— begin Source material —

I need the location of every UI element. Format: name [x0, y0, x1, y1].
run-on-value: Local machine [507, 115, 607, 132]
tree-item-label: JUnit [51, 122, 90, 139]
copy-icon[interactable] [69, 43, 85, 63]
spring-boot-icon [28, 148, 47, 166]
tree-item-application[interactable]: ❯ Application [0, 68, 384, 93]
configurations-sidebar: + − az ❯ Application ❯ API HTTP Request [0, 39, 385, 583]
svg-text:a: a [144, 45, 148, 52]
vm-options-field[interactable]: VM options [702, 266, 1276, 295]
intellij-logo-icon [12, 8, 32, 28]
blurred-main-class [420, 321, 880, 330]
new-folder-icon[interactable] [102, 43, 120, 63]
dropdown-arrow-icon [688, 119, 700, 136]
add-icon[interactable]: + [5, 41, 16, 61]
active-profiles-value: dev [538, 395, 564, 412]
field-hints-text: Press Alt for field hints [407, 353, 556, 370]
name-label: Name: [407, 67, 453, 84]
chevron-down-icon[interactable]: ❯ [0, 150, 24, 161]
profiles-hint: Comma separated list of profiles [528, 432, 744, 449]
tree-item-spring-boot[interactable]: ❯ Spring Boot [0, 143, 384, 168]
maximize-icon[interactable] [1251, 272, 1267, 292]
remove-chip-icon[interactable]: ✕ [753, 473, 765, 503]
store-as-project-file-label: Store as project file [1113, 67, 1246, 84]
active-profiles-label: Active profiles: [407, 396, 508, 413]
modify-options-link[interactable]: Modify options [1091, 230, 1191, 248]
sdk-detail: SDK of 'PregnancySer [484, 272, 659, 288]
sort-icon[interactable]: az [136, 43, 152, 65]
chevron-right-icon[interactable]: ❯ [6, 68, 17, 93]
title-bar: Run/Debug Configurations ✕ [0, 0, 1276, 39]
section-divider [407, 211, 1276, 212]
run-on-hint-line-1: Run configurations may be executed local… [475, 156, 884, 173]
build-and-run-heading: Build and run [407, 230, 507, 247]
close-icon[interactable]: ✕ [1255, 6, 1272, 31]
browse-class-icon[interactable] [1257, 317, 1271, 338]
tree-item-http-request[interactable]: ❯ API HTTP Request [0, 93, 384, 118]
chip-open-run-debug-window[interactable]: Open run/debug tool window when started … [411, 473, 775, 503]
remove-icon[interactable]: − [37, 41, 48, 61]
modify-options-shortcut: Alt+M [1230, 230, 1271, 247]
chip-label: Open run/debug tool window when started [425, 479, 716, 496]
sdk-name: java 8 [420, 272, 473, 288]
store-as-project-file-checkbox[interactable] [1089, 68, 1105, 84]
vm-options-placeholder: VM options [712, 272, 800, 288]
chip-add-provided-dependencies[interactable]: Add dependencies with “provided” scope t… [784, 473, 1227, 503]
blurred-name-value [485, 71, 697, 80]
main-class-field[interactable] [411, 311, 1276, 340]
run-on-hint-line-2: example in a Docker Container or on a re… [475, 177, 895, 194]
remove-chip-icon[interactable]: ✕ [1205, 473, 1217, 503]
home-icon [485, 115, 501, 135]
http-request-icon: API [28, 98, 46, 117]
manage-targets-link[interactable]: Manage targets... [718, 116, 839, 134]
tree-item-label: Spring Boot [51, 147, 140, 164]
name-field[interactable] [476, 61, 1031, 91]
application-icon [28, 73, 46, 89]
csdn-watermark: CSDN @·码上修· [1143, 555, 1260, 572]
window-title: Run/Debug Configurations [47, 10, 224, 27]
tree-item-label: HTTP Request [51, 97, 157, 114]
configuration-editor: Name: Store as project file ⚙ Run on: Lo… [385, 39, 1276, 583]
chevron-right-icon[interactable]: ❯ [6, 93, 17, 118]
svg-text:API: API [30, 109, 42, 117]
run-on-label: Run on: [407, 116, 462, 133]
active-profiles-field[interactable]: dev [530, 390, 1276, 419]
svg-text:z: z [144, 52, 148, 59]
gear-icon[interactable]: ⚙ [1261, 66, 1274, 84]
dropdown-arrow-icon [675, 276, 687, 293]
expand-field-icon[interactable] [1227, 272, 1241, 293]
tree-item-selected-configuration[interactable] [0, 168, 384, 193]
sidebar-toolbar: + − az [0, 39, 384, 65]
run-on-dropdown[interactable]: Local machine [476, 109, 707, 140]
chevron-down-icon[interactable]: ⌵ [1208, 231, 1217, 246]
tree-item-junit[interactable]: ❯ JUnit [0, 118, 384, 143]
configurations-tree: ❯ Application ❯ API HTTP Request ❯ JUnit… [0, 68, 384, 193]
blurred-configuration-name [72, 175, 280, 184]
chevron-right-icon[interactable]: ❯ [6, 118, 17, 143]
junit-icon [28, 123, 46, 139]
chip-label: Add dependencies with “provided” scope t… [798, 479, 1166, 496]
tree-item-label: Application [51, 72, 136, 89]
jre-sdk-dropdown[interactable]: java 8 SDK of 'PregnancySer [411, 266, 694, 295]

— end Source material —

_Task to complete_: Copy all of the items above again, swapping "Local machine" for "Remote host" everywhere it appears. Keep everything else the same.

_Output of the exercise_:
I need the location of every UI element. Format: name [x0, y0, x1, y1].
run-on-value: Remote host [507, 115, 607, 132]
tree-item-label: JUnit [51, 122, 90, 139]
copy-icon[interactable] [69, 43, 85, 63]
spring-boot-icon [28, 148, 47, 166]
tree-item-application[interactable]: ❯ Application [0, 68, 384, 93]
configurations-sidebar: + − az ❯ Application ❯ API HTTP Request [0, 39, 385, 583]
svg-text:a: a [144, 45, 148, 52]
vm-options-field[interactable]: VM options [702, 266, 1276, 295]
intellij-logo-icon [12, 8, 32, 28]
blurred-main-class [420, 321, 880, 330]
new-folder-icon[interactable] [102, 43, 120, 63]
dropdown-arrow-icon [688, 119, 700, 136]
add-icon[interactable]: + [5, 41, 16, 61]
active-profiles-value: dev [538, 395, 564, 412]
field-hints-text: Press Alt for field hints [407, 353, 556, 370]
name-label: Name: [407, 67, 453, 84]
chevron-down-icon[interactable]: ❯ [0, 150, 24, 161]
profiles-hint: Comma separated list of profiles [528, 432, 744, 449]
tree-item-spring-boot[interactable]: ❯ Spring Boot [0, 143, 384, 168]
maximize-icon[interactable] [1251, 272, 1267, 292]
remove-chip-icon[interactable]: ✕ [753, 473, 765, 503]
store-as-project-file-label: Store as project file [1113, 67, 1246, 84]
active-profiles-label: Active profiles: [407, 396, 508, 413]
modify-options-link[interactable]: Modify options [1091, 230, 1191, 248]
sdk-detail: SDK of 'PregnancySer [484, 272, 659, 288]
sort-icon[interactable]: az [136, 43, 152, 65]
chevron-right-icon[interactable]: ❯ [6, 68, 17, 93]
title-bar: Run/Debug Configurations ✕ [0, 0, 1276, 39]
section-divider [407, 211, 1276, 212]
run-on-hint-line-1: Run configurations may be executed local… [475, 156, 884, 173]
build-and-run-heading: Build and run [407, 230, 507, 247]
close-icon[interactable]: ✕ [1255, 6, 1272, 31]
browse-class-icon[interactable] [1257, 317, 1271, 338]
tree-item-http-request[interactable]: ❯ API HTTP Request [0, 93, 384, 118]
chip-open-run-debug-window[interactable]: Open run/debug tool window when started … [411, 473, 775, 503]
remove-icon[interactable]: − [37, 41, 48, 61]
modify-options-shortcut: Alt+M [1230, 230, 1271, 247]
chip-label: Open run/debug tool window when started [425, 479, 716, 496]
sdk-name: java 8 [420, 272, 473, 288]
store-as-project-file-checkbox[interactable] [1089, 68, 1105, 84]
vm-options-placeholder: VM options [712, 272, 800, 288]
chip-add-provided-dependencies[interactable]: Add dependencies with “provided” scope t… [784, 473, 1227, 503]
blurred-name-value [485, 71, 697, 80]
main-class-field[interactable] [411, 311, 1276, 340]
run-on-hint-line-2: example in a Docker Container or on a re… [475, 177, 895, 194]
remove-chip-icon[interactable]: ✕ [1205, 473, 1217, 503]
home-icon [485, 115, 501, 135]
http-request-icon: API [28, 98, 46, 117]
manage-targets-link[interactable]: Manage targets... [718, 116, 839, 134]
tree-item-label: Spring Boot [51, 147, 140, 164]
name-field[interactable] [476, 61, 1031, 91]
application-icon [28, 73, 46, 89]
csdn-watermark: CSDN @·码上修· [1143, 555, 1260, 572]
window-title: Run/Debug Configurations [47, 10, 224, 27]
tree-item-label: HTTP Request [51, 97, 157, 114]
configuration-editor: Name: Store as project file ⚙ Run on: Lo… [385, 39, 1276, 583]
chevron-right-icon[interactable]: ❯ [6, 93, 17, 118]
svg-text:API: API [30, 109, 42, 117]
run-on-label: Run on: [407, 116, 462, 133]
active-profiles-field[interactable]: dev [530, 390, 1276, 419]
svg-text:z: z [144, 52, 148, 59]
gear-icon[interactable]: ⚙ [1261, 66, 1274, 84]
dropdown-arrow-icon [675, 276, 687, 293]
expand-field-icon[interactable] [1227, 272, 1241, 293]
tree-item-selected-configuration[interactable] [0, 168, 384, 193]
sidebar-toolbar: + − az [0, 39, 384, 65]
run-on-dropdown[interactable]: Remote host [476, 109, 707, 140]
chevron-down-icon[interactable]: ⌵ [1208, 231, 1217, 246]
tree-item-junit[interactable]: ❯ JUnit [0, 118, 384, 143]
configurations-tree: ❯ Application ❯ API HTTP Request ❯ JUnit… [0, 68, 384, 193]
blurred-configuration-name [72, 175, 280, 184]
chevron-right-icon[interactable]: ❯ [6, 118, 17, 143]
junit-icon [28, 123, 46, 139]
chip-label: Add dependencies with “provided” scope t… [798, 479, 1166, 496]
tree-item-label: Application [51, 72, 136, 89]
jre-sdk-dropdown[interactable]: java 8 SDK of 'PregnancySer [411, 266, 694, 295]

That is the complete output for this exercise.